#### PROBLEM TO WORK ON
Gather from the material every line that contains the string "text".

#### RECORDS SHOWN
Start
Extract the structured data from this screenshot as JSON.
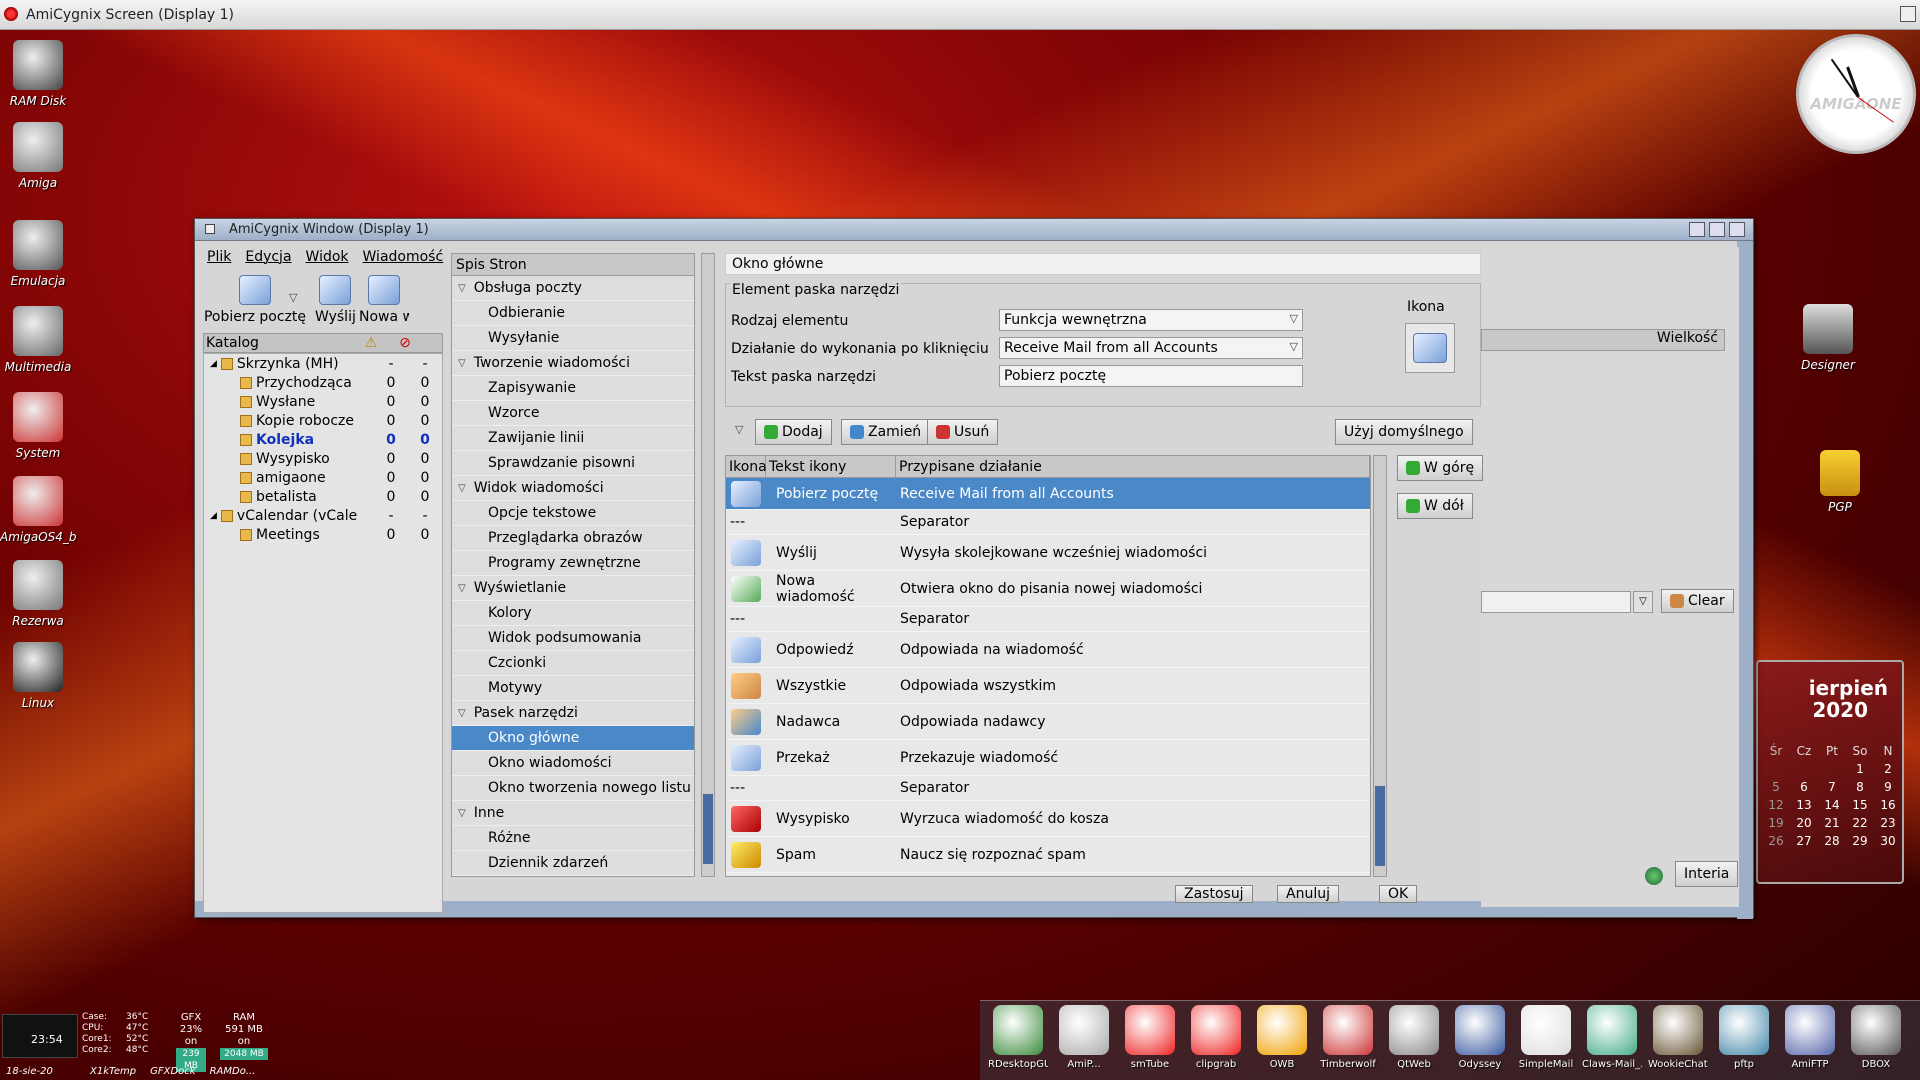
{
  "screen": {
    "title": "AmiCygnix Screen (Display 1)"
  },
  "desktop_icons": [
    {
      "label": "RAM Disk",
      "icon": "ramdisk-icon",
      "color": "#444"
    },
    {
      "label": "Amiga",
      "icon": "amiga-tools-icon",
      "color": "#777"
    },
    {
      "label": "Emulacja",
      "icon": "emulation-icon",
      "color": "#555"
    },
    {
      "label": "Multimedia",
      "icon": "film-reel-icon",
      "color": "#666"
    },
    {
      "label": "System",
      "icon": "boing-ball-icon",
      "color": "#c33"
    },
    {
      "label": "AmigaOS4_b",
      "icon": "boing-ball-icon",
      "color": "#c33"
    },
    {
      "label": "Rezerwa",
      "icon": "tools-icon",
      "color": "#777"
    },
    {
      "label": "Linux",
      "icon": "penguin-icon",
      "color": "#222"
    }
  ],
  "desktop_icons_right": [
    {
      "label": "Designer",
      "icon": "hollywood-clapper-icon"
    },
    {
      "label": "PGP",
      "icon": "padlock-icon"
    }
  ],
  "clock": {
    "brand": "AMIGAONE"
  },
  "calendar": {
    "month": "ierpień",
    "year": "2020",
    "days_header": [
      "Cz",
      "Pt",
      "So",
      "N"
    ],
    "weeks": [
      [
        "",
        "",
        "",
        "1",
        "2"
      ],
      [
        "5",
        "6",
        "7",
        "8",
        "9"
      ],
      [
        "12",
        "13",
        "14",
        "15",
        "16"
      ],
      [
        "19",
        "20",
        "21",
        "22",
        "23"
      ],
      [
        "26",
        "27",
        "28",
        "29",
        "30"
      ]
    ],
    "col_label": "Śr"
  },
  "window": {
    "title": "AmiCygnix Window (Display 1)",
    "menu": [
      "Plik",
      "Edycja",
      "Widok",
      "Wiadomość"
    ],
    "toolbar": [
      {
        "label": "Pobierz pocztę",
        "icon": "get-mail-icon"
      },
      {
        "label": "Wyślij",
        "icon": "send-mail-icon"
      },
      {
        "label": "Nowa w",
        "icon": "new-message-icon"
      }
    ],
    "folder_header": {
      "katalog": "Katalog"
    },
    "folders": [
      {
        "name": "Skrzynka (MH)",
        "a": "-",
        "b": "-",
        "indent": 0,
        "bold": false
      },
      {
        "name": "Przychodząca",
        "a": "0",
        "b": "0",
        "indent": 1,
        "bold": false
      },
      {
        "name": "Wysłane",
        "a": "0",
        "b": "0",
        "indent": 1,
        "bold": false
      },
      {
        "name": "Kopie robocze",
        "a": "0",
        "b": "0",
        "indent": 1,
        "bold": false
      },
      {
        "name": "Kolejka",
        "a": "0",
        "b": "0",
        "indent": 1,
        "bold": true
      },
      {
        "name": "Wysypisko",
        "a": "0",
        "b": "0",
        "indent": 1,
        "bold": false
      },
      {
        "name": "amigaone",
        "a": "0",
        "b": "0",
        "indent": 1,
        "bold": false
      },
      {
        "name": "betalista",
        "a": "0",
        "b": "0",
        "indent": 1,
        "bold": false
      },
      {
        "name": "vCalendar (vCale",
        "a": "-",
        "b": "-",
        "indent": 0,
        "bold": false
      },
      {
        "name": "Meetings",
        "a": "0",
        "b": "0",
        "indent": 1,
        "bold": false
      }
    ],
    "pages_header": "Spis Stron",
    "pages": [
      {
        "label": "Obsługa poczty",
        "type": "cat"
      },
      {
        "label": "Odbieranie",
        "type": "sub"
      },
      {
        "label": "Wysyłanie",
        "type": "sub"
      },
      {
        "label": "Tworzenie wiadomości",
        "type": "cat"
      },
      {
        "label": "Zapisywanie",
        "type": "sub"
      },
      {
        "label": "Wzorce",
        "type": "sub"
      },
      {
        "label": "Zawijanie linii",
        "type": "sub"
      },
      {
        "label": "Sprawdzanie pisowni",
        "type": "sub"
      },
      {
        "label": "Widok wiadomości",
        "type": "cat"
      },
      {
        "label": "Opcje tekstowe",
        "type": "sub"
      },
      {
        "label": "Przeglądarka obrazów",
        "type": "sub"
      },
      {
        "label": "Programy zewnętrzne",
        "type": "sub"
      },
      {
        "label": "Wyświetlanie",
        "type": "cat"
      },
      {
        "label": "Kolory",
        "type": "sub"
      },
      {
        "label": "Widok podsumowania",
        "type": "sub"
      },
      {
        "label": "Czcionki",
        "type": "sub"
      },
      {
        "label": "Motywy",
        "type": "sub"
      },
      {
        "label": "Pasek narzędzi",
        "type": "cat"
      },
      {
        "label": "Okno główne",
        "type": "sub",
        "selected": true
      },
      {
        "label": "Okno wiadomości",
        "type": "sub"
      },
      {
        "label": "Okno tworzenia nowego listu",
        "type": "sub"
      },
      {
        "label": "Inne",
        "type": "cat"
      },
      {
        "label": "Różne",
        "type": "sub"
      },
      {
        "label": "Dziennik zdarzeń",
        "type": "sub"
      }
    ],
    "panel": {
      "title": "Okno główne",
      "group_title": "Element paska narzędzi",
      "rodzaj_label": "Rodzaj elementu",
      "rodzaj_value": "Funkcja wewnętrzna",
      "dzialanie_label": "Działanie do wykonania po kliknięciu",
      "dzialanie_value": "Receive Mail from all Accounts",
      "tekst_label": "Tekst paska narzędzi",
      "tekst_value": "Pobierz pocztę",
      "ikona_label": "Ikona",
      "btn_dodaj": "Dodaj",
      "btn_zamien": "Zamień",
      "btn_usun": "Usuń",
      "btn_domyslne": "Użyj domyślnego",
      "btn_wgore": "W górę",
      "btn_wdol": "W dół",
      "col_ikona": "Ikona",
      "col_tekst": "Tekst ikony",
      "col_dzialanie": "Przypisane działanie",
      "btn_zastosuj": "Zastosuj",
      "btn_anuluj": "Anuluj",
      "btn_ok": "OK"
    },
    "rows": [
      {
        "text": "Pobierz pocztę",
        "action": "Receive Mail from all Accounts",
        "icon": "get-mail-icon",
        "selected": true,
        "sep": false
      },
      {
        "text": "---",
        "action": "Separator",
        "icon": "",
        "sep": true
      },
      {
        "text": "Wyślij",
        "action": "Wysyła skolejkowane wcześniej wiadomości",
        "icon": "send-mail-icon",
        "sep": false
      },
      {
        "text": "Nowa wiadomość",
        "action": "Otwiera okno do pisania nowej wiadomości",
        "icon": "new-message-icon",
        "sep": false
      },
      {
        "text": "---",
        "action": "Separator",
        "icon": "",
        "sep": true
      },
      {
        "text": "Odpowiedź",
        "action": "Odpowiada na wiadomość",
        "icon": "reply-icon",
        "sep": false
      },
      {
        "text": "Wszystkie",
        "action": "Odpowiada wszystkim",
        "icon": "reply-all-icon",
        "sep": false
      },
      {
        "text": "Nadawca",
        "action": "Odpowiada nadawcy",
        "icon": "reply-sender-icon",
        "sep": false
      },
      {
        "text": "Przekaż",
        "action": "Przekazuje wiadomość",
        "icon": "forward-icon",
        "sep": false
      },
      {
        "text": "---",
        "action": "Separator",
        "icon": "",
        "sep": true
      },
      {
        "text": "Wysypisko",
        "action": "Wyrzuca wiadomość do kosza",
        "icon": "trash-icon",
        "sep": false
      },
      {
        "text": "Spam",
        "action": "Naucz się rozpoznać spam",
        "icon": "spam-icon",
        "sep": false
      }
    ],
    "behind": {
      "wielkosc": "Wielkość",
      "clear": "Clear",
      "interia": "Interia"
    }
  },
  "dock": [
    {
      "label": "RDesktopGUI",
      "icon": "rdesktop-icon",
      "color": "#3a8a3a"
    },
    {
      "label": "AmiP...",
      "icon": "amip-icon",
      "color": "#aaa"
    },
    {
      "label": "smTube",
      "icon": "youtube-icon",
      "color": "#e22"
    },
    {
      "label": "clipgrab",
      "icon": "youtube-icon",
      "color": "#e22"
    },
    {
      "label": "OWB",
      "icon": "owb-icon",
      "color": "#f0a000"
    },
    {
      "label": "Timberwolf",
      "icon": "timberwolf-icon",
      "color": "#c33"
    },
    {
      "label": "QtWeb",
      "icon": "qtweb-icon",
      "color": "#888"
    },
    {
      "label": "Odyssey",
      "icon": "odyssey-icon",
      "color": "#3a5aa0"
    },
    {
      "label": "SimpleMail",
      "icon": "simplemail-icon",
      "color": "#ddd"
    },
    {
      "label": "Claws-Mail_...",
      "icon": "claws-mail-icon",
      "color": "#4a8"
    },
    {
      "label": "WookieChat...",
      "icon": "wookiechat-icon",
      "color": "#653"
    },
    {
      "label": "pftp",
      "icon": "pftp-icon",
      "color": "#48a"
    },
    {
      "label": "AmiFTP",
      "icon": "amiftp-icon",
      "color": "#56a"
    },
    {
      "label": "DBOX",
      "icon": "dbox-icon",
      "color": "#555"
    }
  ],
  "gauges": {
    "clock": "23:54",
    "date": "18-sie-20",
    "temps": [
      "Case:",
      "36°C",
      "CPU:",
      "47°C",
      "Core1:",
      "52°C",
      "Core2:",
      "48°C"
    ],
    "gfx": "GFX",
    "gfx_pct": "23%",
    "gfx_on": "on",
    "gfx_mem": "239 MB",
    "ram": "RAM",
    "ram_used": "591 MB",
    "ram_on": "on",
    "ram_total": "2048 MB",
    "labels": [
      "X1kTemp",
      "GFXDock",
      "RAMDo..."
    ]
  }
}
End
#### FULL ANSWER
        "text": "Pobierz pocztę",
        "text": "---",
        "text": "Wyślij",
        "text": "Nowa wiadomość",
        "text": "---",
        "text": "Odpowiedź",
        "text": "Wszystkie",
        "text": "Nadawca",
        "text": "Przekaż",
        "text": "---",
        "text": "Wysypisko",
        "text": "Spam",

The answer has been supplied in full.